Exercise description:
From the listing below, pick out each line with the word "wheel".

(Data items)
= = =

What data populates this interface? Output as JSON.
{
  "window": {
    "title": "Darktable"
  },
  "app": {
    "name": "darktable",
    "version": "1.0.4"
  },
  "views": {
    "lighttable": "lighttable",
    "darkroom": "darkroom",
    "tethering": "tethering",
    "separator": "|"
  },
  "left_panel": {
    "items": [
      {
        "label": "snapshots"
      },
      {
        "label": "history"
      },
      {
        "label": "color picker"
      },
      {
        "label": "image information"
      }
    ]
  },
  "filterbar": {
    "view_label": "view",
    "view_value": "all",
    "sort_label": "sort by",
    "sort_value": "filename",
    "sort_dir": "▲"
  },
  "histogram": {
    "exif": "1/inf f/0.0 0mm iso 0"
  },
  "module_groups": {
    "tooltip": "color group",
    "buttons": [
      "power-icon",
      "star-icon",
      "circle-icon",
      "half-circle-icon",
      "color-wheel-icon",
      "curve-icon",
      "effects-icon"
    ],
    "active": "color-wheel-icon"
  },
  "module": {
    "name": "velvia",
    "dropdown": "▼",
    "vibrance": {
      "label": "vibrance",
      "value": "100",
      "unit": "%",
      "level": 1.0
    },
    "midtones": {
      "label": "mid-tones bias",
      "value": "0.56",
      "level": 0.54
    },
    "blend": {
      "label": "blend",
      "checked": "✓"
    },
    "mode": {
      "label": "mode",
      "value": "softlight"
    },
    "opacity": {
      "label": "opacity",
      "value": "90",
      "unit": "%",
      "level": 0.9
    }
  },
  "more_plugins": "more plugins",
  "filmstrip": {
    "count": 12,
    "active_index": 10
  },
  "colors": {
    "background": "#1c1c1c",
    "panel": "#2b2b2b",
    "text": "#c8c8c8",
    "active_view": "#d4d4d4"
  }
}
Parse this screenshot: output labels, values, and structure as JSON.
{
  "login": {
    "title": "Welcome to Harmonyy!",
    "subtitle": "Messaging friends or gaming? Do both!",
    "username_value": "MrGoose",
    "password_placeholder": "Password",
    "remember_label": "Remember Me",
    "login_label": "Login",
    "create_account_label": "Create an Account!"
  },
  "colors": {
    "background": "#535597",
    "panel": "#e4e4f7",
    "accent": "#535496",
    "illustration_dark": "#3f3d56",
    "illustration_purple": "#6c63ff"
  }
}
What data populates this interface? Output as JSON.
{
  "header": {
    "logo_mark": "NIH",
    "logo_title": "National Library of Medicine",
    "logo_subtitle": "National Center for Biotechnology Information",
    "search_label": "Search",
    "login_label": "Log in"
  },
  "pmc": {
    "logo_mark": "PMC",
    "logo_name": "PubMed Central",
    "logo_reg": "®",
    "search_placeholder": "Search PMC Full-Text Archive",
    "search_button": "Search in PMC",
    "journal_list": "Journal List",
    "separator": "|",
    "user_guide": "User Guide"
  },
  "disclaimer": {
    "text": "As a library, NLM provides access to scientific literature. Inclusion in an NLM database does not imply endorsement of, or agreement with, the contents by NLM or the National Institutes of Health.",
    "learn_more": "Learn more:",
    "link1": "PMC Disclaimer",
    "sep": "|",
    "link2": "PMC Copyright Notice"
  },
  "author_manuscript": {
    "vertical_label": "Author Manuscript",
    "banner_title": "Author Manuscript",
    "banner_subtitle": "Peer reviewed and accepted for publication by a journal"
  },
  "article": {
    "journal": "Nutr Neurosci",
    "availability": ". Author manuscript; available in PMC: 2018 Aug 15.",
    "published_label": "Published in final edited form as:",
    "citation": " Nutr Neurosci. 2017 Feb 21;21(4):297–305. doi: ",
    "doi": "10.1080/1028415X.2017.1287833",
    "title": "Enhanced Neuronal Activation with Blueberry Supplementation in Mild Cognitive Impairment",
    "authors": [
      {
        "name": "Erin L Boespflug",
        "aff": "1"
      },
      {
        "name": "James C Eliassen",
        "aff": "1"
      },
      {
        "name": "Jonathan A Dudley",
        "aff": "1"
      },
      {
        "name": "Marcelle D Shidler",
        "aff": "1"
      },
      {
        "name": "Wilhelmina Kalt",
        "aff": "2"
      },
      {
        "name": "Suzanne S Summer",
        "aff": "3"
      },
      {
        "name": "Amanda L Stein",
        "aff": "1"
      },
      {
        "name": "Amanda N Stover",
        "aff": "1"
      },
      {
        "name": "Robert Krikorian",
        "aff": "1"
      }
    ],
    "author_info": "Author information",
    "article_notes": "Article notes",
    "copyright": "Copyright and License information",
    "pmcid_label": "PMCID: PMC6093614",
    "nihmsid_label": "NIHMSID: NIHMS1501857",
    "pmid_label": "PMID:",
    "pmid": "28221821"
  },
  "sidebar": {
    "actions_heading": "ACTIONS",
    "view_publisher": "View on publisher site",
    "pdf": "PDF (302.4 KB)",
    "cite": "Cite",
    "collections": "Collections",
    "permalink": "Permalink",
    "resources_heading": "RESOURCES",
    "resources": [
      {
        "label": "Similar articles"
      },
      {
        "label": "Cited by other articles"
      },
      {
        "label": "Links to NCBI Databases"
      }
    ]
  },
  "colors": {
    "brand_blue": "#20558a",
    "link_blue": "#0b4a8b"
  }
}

= = =

Answer to the exercise:
      "color-wheel-icon",
    "active": "color-wheel-icon"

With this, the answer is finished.